[Start Given data]
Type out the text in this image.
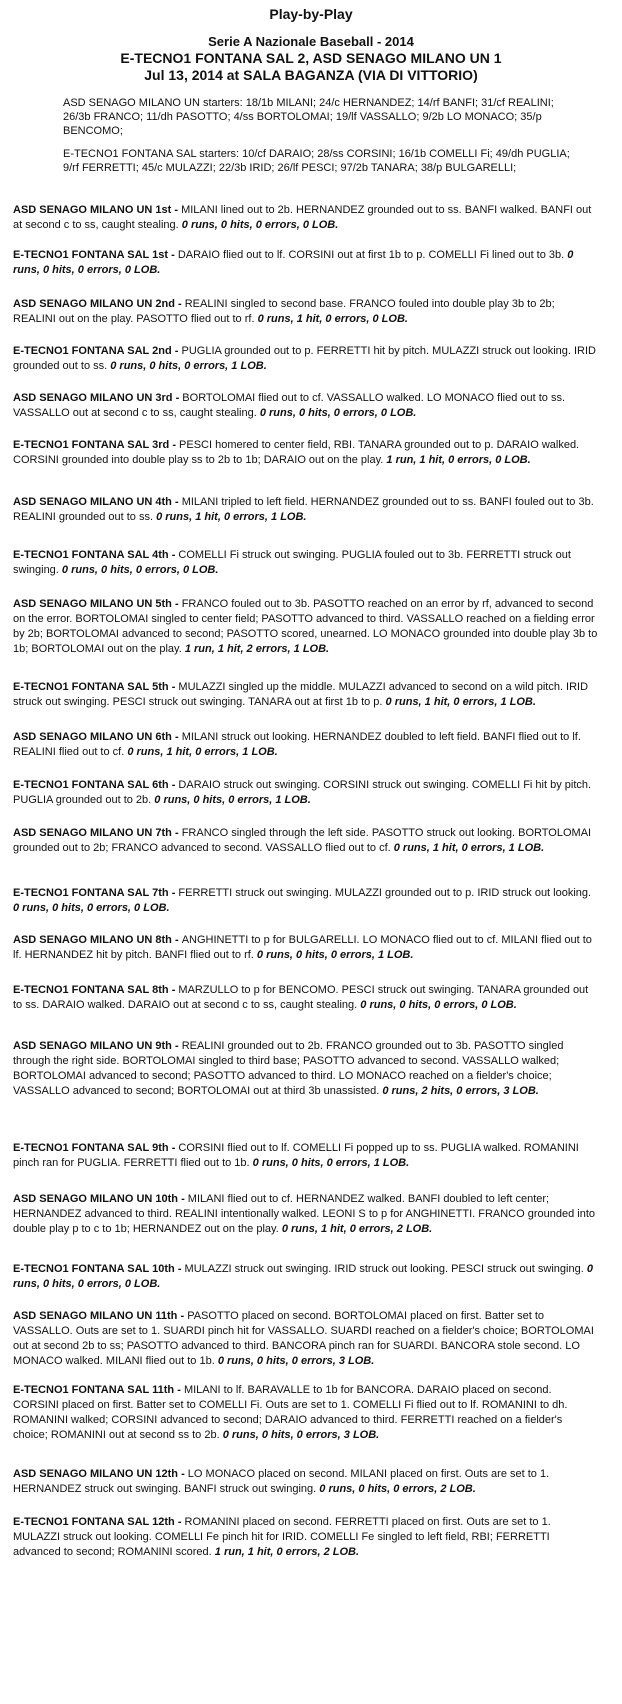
Play-by-Play
Serie A Nazionale Baseball - 2014
E-TECNO1 FONTANA SAL 2, ASD SENAGO MILANO UN 1
Jul 13, 2014 at SALA BAGANZA (VIA DI VITTORIO)

ASD SENAGO MILANO UN starters: 18/1b MILANI; 24/c HERNANDEZ; 14/rf BANFI; 31/cf REALINI; 26/3b FRANCO; 11/dh PASOTTO; 4/ss BORTOLOMAI; 19/lf VASSALLO; 9/2b LO MONACO; 35/p BENCOMO;

E-TECNO1 FONTANA SAL starters: 10/cf DARAIO; 28/ss CORSINI; 16/1b COMELLI Fi; 49/dh PUGLIA; 9/rf FERRETTI; 45/c MULAZZI; 22/3b IRID; 26/lf PESCI; 97/2b TANARA; 38/p BULGARELLI;

ASD SENAGO MILANO UN 1st - MILANI lined out to 2b. HERNANDEZ grounded out to ss. BANFI walked. BANFI out at second c to ss, caught stealing. 0 runs, 0 hits, 0 errors, 0 LOB.
E-TECNO1 FONTANA SAL 1st - DARAIO flied out to lf. CORSINI out at first 1b to p. COMELLI Fi lined out to 3b. 0 runs, 0 hits, 0 errors, 0 LOB.
ASD SENAGO MILANO UN 2nd - REALINI singled to second base. FRANCO fouled into double play 3b to 2b; REALINI out on the play. PASOTTO flied out to rf. 0 runs, 1 hit, 0 errors, 0 LOB.
E-TECNO1 FONTANA SAL 2nd - PUGLIA grounded out to p. FERRETTI hit by pitch. MULAZZI struck out looking. IRID grounded out to ss. 0 runs, 0 hits, 0 errors, 1 LOB.
ASD SENAGO MILANO UN 3rd - BORTOLOMAI flied out to cf. VASSALLO walked. LO MONACO flied out to ss. VASSALLO out at second c to ss, caught stealing. 0 runs, 0 hits, 0 errors, 0 LOB.
E-TECNO1 FONTANA SAL 3rd - PESCI homered to center field, RBI. TANARA grounded out to p. DARAIO walked. CORSINI grounded into double play ss to 2b to 1b; DARAIO out on the play. 1 run, 1 hit, 0 errors, 0 LOB.
ASD SENAGO MILANO UN 4th - MILANI tripled to left field. HERNANDEZ grounded out to ss. BANFI fouled out to 3b. REALINI grounded out to ss. 0 runs, 1 hit, 0 errors, 1 LOB.
E-TECNO1 FONTANA SAL 4th - COMELLI Fi struck out swinging. PUGLIA fouled out to 3b. FERRETTI struck out swinging. 0 runs, 0 hits, 0 errors, 0 LOB.
ASD SENAGO MILANO UN 5th - FRANCO fouled out to 3b. PASOTTO reached on an error by rf, advanced to second on the error. BORTOLOMAI singled to center field; PASOTTO advanced to third. VASSALLO reached on a fielding error by 2b; BORTOLOMAI advanced to second; PASOTTO scored, unearned. LO MONACO grounded into double play 3b to 1b; BORTOLOMAI out on the play. 1 run, 1 hit, 2 errors, 1 LOB.
E-TECNO1 FONTANA SAL 5th - MULAZZI singled up the middle. MULAZZI advanced to second on a wild pitch. IRID struck out swinging. PESCI struck out swinging. TANARA out at first 1b to p. 0 runs, 1 hit, 0 errors, 1 LOB.
ASD SENAGO MILANO UN 6th - MILANI struck out looking. HERNANDEZ doubled to left field. BANFI flied out to lf. REALINI flied out to cf. 0 runs, 1 hit, 0 errors, 1 LOB.
E-TECNO1 FONTANA SAL 6th - DARAIO struck out swinging. CORSINI struck out swinging. COMELLI Fi hit by pitch. PUGLIA grounded out to 2b. 0 runs, 0 hits, 0 errors, 1 LOB.
ASD SENAGO MILANO UN 7th - FRANCO singled through the left side. PASOTTO struck out looking. BORTOLOMAI grounded out to 2b; FRANCO advanced to second. VASSALLO flied out to cf. 0 runs, 1 hit, 0 errors, 1 LOB.
E-TECNO1 FONTANA SAL 7th - FERRETTI struck out swinging. MULAZZI grounded out to p. IRID struck out looking. 0 runs, 0 hits, 0 errors, 0 LOB.
ASD SENAGO MILANO UN 8th - ANGHINETTI to p for BULGARELLI. LO MONACO flied out to cf. MILANI flied out to lf. HERNANDEZ hit by pitch. BANFI flied out to rf. 0 runs, 0 hits, 0 errors, 1 LOB.
E-TECNO1 FONTANA SAL 8th - MARZULLO to p for BENCOMO. PESCI struck out swinging. TANARA grounded out to ss. DARAIO walked. DARAIO out at second c to ss, caught stealing. 0 runs, 0 hits, 0 errors, 0 LOB.
ASD SENAGO MILANO UN 9th - REALINI grounded out to 2b. FRANCO grounded out to 3b. PASOTTO singled through the right side. BORTOLOMAI singled to third base; PASOTTO advanced to second. VASSALLO walked; BORTOLOMAI advanced to second; PASOTTO advanced to third. LO MONACO reached on a fielder's choice; VASSALLO advanced to second; BORTOLOMAI out at third 3b unassisted. 0 runs, 2 hits, 0 errors, 3 LOB.
E-TECNO1 FONTANA SAL 9th - CORSINI flied out to lf. COMELLI Fi popped up to ss. PUGLIA walked. ROMANINI pinch ran for PUGLIA. FERRETTI flied out to 1b. 0 runs, 0 hits, 0 errors, 1 LOB.
ASD SENAGO MILANO UN 10th - MILANI flied out to cf. HERNANDEZ walked. BANFI doubled to left center; HERNANDEZ advanced to third. REALINI intentionally walked. LEONI S to p for ANGHINETTI. FRANCO grounded into double play p to c to 1b; HERNANDEZ out on the play. 0 runs, 1 hit, 0 errors, 2 LOB.
E-TECNO1 FONTANA SAL 10th - MULAZZI struck out swinging. IRID struck out looking. PESCI struck out swinging. 0 runs, 0 hits, 0 errors, 0 LOB.
ASD SENAGO MILANO UN 11th - PASOTTO placed on second. BORTOLOMAI placed on first. Batter set to VASSALLO. Outs are set to 1. SUARDI pinch hit for VASSALLO. SUARDI reached on a fielder's choice; BORTOLOMAI out at second 2b to ss; PASOTTO advanced to third. BANCORA pinch ran for SUARDI. BANCORA stole second. LO MONACO walked. MILANI flied out to 1b. 0 runs, 0 hits, 0 errors, 3 LOB.
E-TECNO1 FONTANA SAL 11th - MILANI to lf. BARAVALLE to 1b for BANCORA. DARAIO placed on second. CORSINI placed on first. Batter set to COMELLI Fi. Outs are set to 1. COMELLI Fi flied out to lf. ROMANINI to dh. ROMANINI walked; CORSINI advanced to second; DARAIO advanced to third. FERRETTI reached on a fielder's choice; ROMANINI out at second ss to 2b. 0 runs, 0 hits, 0 errors, 3 LOB.
ASD SENAGO MILANO UN 12th - LO MONACO placed on second. MILANI placed on first. Outs are set to 1. HERNANDEZ struck out swinging. BANFI struck out swinging. 0 runs, 0 hits, 0 errors, 2 LOB.
E-TECNO1 FONTANA SAL 12th - ROMANINI placed on second. FERRETTI placed on first. Outs are set to 1. MULAZZI struck out looking. COMELLI Fe pinch hit for IRID. COMELLI Fe singled to left field, RBI; FERRETTI advanced to second; ROMANINI scored. 1 run, 1 hit, 0 errors, 2 LOB.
[End Given data]
To do - Repeat the records above exactly, omitting every picture.

Result -
Type out the text in this image.
Play-by-Play
Serie A Nazionale Baseball - 2014
E-TECNO1 FONTANA SAL 2, ASD SENAGO MILANO UN 1
Jul 13, 2014 at SALA BAGANZA (VIA DI VITTORIO)

ASD SENAGO MILANO UN starters: 18/1b MILANI; 24/c HERNANDEZ; 14/rf BANFI; 31/cf REALINI; 26/3b FRANCO; 11/dh PASOTTO; 4/ss BORTOLOMAI; 19/lf VASSALLO; 9/2b LO MONACO; 35/p BENCOMO;

E-TECNO1 FONTANA SAL starters: 10/cf DARAIO; 28/ss CORSINI; 16/1b COMELLI Fi; 49/dh PUGLIA; 9/rf FERRETTI; 45/c MULAZZI; 22/3b IRID; 26/lf PESCI; 97/2b TANARA; 38/p BULGARELLI;

ASD SENAGO MILANO UN 1st - MILANI lined out to 2b. HERNANDEZ grounded out to ss. BANFI walked. BANFI out at second c to ss, caught stealing. 0 runs, 0 hits, 0 errors, 0 LOB.
E-TECNO1 FONTANA SAL 1st - DARAIO flied out to lf. CORSINI out at first 1b to p. COMELLI Fi lined out to 3b. 0 runs, 0 hits, 0 errors, 0 LOB.
ASD SENAGO MILANO UN 2nd - REALINI singled to second base. FRANCO fouled into double play 3b to 2b; REALINI out on the play. PASOTTO flied out to rf. 0 runs, 1 hit, 0 errors, 0 LOB.
E-TECNO1 FONTANA SAL 2nd - PUGLIA grounded out to p. FERRETTI hit by pitch. MULAZZI struck out looking. IRID grounded out to ss. 0 runs, 0 hits, 0 errors, 1 LOB.
ASD SENAGO MILANO UN 3rd - BORTOLOMAI flied out to cf. VASSALLO walked. LO MONACO flied out to ss. VASSALLO out at second c to ss, caught stealing. 0 runs, 0 hits, 0 errors, 0 LOB.
E-TECNO1 FONTANA SAL 3rd - PESCI homered to center field, RBI. TANARA grounded out to p. DARAIO walked. CORSINI grounded into double play ss to 2b to 1b; DARAIO out on the play. 1 run, 1 hit, 0 errors, 0 LOB.
ASD SENAGO MILANO UN 4th - MILANI tripled to left field. HERNANDEZ grounded out to ss. BANFI fouled out to 3b. REALINI grounded out to ss. 0 runs, 1 hit, 0 errors, 1 LOB.
E-TECNO1 FONTANA SAL 4th - COMELLI Fi struck out swinging. PUGLIA fouled out to 3b. FERRETTI struck out swinging. 0 runs, 0 hits, 0 errors, 0 LOB.
ASD SENAGO MILANO UN 5th - FRANCO fouled out to 3b. PASOTTO reached on an error by rf, advanced to second on the error. BORTOLOMAI singled to center field; PASOTTO advanced to third. VASSALLO reached on a fielding error by 2b; BORTOLOMAI advanced to second; PASOTTO scored, unearned. LO MONACO grounded into double play 3b to 1b; BORTOLOMAI out on the play. 1 run, 1 hit, 2 errors, 1 LOB.
E-TECNO1 FONTANA SAL 5th - MULAZZI singled up the middle. MULAZZI advanced to second on a wild pitch. IRID struck out swinging. PESCI struck out swinging. TANARA out at first 1b to p. 0 runs, 1 hit, 0 errors, 1 LOB.
ASD SENAGO MILANO UN 6th - MILANI struck out looking. HERNANDEZ doubled to left field. BANFI flied out to lf. REALINI flied out to cf. 0 runs, 1 hit, 0 errors, 1 LOB.
E-TECNO1 FONTANA SAL 6th - DARAIO struck out swinging. CORSINI struck out swinging. COMELLI Fi hit by pitch. PUGLIA grounded out to 2b. 0 runs, 0 hits, 0 errors, 1 LOB.
ASD SENAGO MILANO UN 7th - FRANCO singled through the left side. PASOTTO struck out looking. BORTOLOMAI grounded out to 2b; FRANCO advanced to second. VASSALLO flied out to cf. 0 runs, 1 hit, 0 errors, 1 LOB.
E-TECNO1 FONTANA SAL 7th - FERRETTI struck out swinging. MULAZZI grounded out to p. IRID struck out looking. 0 runs, 0 hits, 0 errors, 0 LOB.
ASD SENAGO MILANO UN 8th - ANGHINETTI to p for BULGARELLI. LO MONACO flied out to cf. MILANI flied out to lf. HERNANDEZ hit by pitch. BANFI flied out to rf. 0 runs, 0 hits, 0 errors, 1 LOB.
E-TECNO1 FONTANA SAL 8th - MARZULLO to p for BENCOMO. PESCI struck out swinging. TANARA grounded out to ss. DARAIO walked. DARAIO out at second c to ss, caught stealing. 0 runs, 0 hits, 0 errors, 0 LOB.
ASD SENAGO MILANO UN 9th - REALINI grounded out to 2b. FRANCO grounded out to 3b. PASOTTO singled through the right side. BORTOLOMAI singled to third base; PASOTTO advanced to second. VASSALLO walked; BORTOLOMAI advanced to second; PASOTTO advanced to third. LO MONACO reached on a fielder's choice; VASSALLO advanced to second; BORTOLOMAI out at third 3b unassisted. 0 runs, 2 hits, 0 errors, 3 LOB.
E-TECNO1 FONTANA SAL 9th - CORSINI flied out to lf. COMELLI Fi popped up to ss. PUGLIA walked. ROMANINI pinch ran for PUGLIA. FERRETTI flied out to 1b. 0 runs, 0 hits, 0 errors, 1 LOB.
ASD SENAGO MILANO UN 10th - MILANI flied out to cf. HERNANDEZ walked. BANFI doubled to left center; HERNANDEZ advanced to third. REALINI intentionally walked. LEONI S to p for ANGHINETTI. FRANCO grounded into double play p to c to 1b; HERNANDEZ out on the play. 0 runs, 1 hit, 0 errors, 2 LOB.
E-TECNO1 FONTANA SAL 10th - MULAZZI struck out swinging. IRID struck out looking. PESCI struck out swinging. 0 runs, 0 hits, 0 errors, 0 LOB.
ASD SENAGO MILANO UN 11th - PASOTTO placed on second. BORTOLOMAI placed on first. Batter set to VASSALLO. Outs are set to 1. SUARDI pinch hit for VASSALLO. SUARDI reached on a fielder's choice; BORTOLOMAI out at second 2b to ss; PASOTTO advanced to third. BANCORA pinch ran for SUARDI. BANCORA stole second. LO MONACO walked. MILANI flied out to 1b. 0 runs, 0 hits, 0 errors, 3 LOB.
E-TECNO1 FONTANA SAL 11th - MILANI to lf. BARAVALLE to 1b for BANCORA. DARAIO placed on second. CORSINI placed on first. Batter set to COMELLI Fi. Outs are set to 1. COMELLI Fi flied out to lf. ROMANINI to dh. ROMANINI walked; CORSINI advanced to second; DARAIO advanced to third. FERRETTI reached on a fielder's choice; ROMANINI out at second ss to 2b. 0 runs, 0 hits, 0 errors, 3 LOB.
ASD SENAGO MILANO UN 12th - LO MONACO placed on second. MILANI placed on first. Outs are set to 1. HERNANDEZ struck out swinging. BANFI struck out swinging. 0 runs, 0 hits, 0 errors, 2 LOB.
E-TECNO1 FONTANA SAL 12th - ROMANINI placed on second. FERRETTI placed on first. Outs are set to 1. MULAZZI struck out looking. COMELLI Fe pinch hit for IRID. COMELLI Fe singled to left field, RBI; FERRETTI advanced to second; ROMANINI scored. 1 run, 1 hit, 0 errors, 2 LOB.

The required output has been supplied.